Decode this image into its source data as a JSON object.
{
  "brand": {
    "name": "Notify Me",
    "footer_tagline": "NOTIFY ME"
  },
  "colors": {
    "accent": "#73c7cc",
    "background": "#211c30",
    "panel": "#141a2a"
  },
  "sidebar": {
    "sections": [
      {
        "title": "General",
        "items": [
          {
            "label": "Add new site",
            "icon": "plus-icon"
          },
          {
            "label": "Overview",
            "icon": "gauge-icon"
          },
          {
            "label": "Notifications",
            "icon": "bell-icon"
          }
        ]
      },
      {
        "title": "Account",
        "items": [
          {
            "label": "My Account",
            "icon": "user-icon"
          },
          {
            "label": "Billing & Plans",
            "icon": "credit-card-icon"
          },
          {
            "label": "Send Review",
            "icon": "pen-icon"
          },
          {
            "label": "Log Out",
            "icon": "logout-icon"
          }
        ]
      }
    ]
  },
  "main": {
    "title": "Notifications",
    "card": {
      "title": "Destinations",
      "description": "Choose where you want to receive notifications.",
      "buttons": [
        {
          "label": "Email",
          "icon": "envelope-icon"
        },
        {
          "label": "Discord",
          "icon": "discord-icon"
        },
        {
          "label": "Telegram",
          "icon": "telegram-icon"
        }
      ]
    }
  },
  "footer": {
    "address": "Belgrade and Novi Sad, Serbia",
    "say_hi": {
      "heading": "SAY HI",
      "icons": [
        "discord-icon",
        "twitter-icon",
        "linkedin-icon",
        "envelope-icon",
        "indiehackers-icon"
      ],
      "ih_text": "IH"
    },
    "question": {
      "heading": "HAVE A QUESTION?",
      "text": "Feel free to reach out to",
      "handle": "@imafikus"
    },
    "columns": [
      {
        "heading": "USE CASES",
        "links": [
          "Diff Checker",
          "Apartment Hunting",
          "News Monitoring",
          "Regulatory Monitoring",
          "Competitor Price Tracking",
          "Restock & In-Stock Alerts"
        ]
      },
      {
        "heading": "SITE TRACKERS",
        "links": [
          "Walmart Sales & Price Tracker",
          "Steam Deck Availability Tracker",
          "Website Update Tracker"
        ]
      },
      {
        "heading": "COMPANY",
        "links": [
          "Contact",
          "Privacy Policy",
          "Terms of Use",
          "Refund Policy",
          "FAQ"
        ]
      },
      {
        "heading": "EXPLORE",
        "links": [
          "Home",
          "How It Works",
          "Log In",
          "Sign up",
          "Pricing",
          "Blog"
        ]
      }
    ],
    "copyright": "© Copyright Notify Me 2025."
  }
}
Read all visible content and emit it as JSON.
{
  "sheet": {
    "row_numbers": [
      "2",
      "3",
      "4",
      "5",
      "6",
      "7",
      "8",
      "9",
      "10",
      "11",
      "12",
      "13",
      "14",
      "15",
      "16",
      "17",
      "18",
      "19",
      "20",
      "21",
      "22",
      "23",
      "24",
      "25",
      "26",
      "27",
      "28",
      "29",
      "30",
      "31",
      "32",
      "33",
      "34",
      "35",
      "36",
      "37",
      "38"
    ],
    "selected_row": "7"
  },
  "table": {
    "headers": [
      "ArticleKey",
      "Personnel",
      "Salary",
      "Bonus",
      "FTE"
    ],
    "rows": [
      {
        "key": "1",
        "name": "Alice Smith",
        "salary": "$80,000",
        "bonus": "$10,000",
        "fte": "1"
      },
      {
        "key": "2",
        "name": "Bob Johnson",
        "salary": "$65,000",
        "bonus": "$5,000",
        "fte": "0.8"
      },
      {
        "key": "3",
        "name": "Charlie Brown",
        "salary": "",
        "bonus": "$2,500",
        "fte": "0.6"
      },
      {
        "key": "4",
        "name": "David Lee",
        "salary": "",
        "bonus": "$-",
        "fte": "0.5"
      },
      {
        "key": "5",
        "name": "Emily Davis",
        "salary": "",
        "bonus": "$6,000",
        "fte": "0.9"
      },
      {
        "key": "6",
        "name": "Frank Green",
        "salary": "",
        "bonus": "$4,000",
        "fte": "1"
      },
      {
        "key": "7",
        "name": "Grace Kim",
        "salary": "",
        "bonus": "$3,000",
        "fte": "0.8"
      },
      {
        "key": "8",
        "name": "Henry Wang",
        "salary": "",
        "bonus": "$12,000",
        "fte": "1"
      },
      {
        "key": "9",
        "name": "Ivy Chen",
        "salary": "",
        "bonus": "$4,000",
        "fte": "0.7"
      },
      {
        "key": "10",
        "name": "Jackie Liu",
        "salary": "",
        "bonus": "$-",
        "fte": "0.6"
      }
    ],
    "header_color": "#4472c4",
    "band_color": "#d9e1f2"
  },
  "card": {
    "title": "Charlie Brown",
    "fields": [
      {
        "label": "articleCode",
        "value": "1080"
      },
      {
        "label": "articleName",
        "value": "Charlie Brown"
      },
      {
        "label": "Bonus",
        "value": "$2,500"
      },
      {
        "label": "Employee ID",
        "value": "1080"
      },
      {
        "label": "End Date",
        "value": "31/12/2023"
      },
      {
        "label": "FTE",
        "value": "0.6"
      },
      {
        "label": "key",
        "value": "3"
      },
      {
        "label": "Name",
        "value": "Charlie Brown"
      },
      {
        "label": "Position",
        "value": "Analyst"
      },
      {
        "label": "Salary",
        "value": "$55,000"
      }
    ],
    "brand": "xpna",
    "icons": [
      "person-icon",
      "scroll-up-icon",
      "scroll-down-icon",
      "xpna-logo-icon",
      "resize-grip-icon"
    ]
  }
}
----------------------------------------
* _Aim_
Write out each line of the data above again, exactly as given.

* _Exercise response_
Decode this image into its source data as a JSON object.
{
  "brand": {
    "name": "Notify Me",
    "footer_tagline": "NOTIFY ME"
  },
  "colors": {
    "accent": "#73c7cc",
    "background": "#211c30",
    "panel": "#141a2a"
  },
  "sidebar": {
    "sections": [
      {
        "title": "General",
        "items": [
          {
            "label": "Add new site",
            "icon": "plus-icon"
          },
          {
            "label": "Overview",
            "icon": "gauge-icon"
          },
          {
            "label": "Notifications",
            "icon": "bell-icon"
          }
        ]
      },
      {
        "title": "Account",
        "items": [
          {
            "label": "My Account",
            "icon": "user-icon"
          },
          {
            "label": "Billing & Plans",
            "icon": "credit-card-icon"
          },
          {
            "label": "Send Review",
            "icon": "pen-icon"
          },
          {
            "label": "Log Out",
            "icon": "logout-icon"
          }
        ]
      }
    ]
  },
  "main": {
    "title": "Notifications",
    "card": {
      "title": "Destinations",
      "description": "Choose where you want to receive notifications.",
      "buttons": [
        {
          "label": "Email",
          "icon": "envelope-icon"
        },
        {
          "label": "Discord",
          "icon": "discord-icon"
        },
        {
          "label": "Telegram",
          "icon": "telegram-icon"
        }
      ]
    }
  },
  "footer": {
    "address": "Belgrade and Novi Sad, Serbia",
    "say_hi": {
      "heading": "SAY HI",
      "icons": [
        "discord-icon",
        "twitter-icon",
        "linkedin-icon",
        "envelope-icon",
        "indiehackers-icon"
      ],
      "ih_text": "IH"
    },
    "question": {
      "heading": "HAVE A QUESTION?",
      "text": "Feel free to reach out to",
      "handle": "@imafikus"
    },
    "columns": [
      {
        "heading": "USE CASES",
        "links": [
          "Diff Checker",
          "Apartment Hunting",
          "News Monitoring",
          "Regulatory Monitoring",
          "Competitor Price Tracking",
          "Restock & In-Stock Alerts"
        ]
      },
      {
        "heading": "SITE TRACKERS",
        "links": [
          "Walmart Sales & Price Tracker",
          "Steam Deck Availability Tracker",
          "Website Update Tracker"
        ]
      },
      {
        "heading": "COMPANY",
        "links": [
          "Contact",
          "Privacy Policy",
          "Terms of Use",
          "Refund Policy",
          "FAQ"
        ]
      },
      {
        "heading": "EXPLORE",
        "links": [
          "Home",
          "How It Works",
          "Log In",
          "Sign up",
          "Pricing",
          "Blog"
        ]
      }
    ],
    "copyright": "© Copyright Notify Me 2025."
  }
}
Read all visible content and emit it as JSON.
{
  "sheet": {
    "row_numbers": [
      "2",
      "3",
      "4",
      "5",
      "6",
      "7",
      "8",
      "9",
      "10",
      "11",
      "12",
      "13",
      "14",
      "15",
      "16",
      "17",
      "18",
      "19",
      "20",
      "21",
      "22",
      "23",
      "24",
      "25",
      "26",
      "27",
      "28",
      "29",
      "30",
      "31",
      "32",
      "33",
      "34",
      "35",
      "36",
      "37",
      "38"
    ],
    "selected_row": "7"
  },
  "table": {
    "headers": [
      "ArticleKey",
      "Personnel",
      "Salary",
      "Bonus",
      "FTE"
    ],
    "rows": [
      {
        "key": "1",
        "name": "Alice Smith",
        "salary": "$80,000",
        "bonus": "$10,000",
        "fte": "1"
      },
      {
        "key": "2",
        "name": "Bob Johnson",
        "salary": "$65,000",
        "bonus": "$5,000",
        "fte": "0.8"
      },
      {
        "key": "3",
        "name": "Charlie Brown",
        "salary": "",
        "bonus": "$2,500",
        "fte": "0.6"
      },
      {
        "key": "4",
        "name": "David Lee",
        "salary": "",
        "bonus": "$-",
        "fte": "0.5"
      },
      {
        "key": "5",
        "name": "Emily Davis",
        "salary": "",
        "bonus": "$6,000",
        "fte": "0.9"
      },
      {
        "key": "6",
        "name": "Frank Green",
        "salary": "",
        "bonus": "$4,000",
        "fte": "1"
      },
      {
        "key": "7",
        "name": "Grace Kim",
        "salary": "",
        "bonus": "$3,000",
        "fte": "0.8"
      },
      {
        "key": "8",
        "name": "Henry Wang",
        "salary": "",
        "bonus": "$12,000",
        "fte": "1"
      },
      {
        "key": "9",
        "name": "Ivy Chen",
        "salary": "",
        "bonus": "$4,000",
        "fte": "0.7"
      },
      {
        "key": "10",
        "name": "Jackie Liu",
        "salary": "",
        "bonus": "$-",
        "fte": "0.6"
      }
    ],
    "header_color": "#4472c4",
    "band_color": "#d9e1f2"
  },
  "card": {
    "title": "Charlie Brown",
    "fields": [
      {
        "label": "articleCode",
        "value": "1080"
      },
      {
        "label": "articleName",
        "value": "Charlie Brown"
      },
      {
        "label": "Bonus",
        "value": "$2,500"
      },
      {
        "label": "Employee ID",
        "value": "1080"
      },
      {
        "label": "End Date",
        "value": "31/12/2023"
      },
      {
        "label": "FTE",
        "value": "0.6"
      },
      {
        "label": "key",
        "value": "3"
      },
      {
        "label": "Name",
        "value": "Charlie Brown"
      },
      {
        "label": "Position",
        "value": "Analyst"
      },
      {
        "label": "Salary",
        "value": "$55,000"
      }
    ],
    "brand": "xpna",
    "icons": [
      "person-icon",
      "scroll-up-icon",
      "scroll-down-icon",
      "xpna-logo-icon",
      "resize-grip-icon"
    ]
  }
}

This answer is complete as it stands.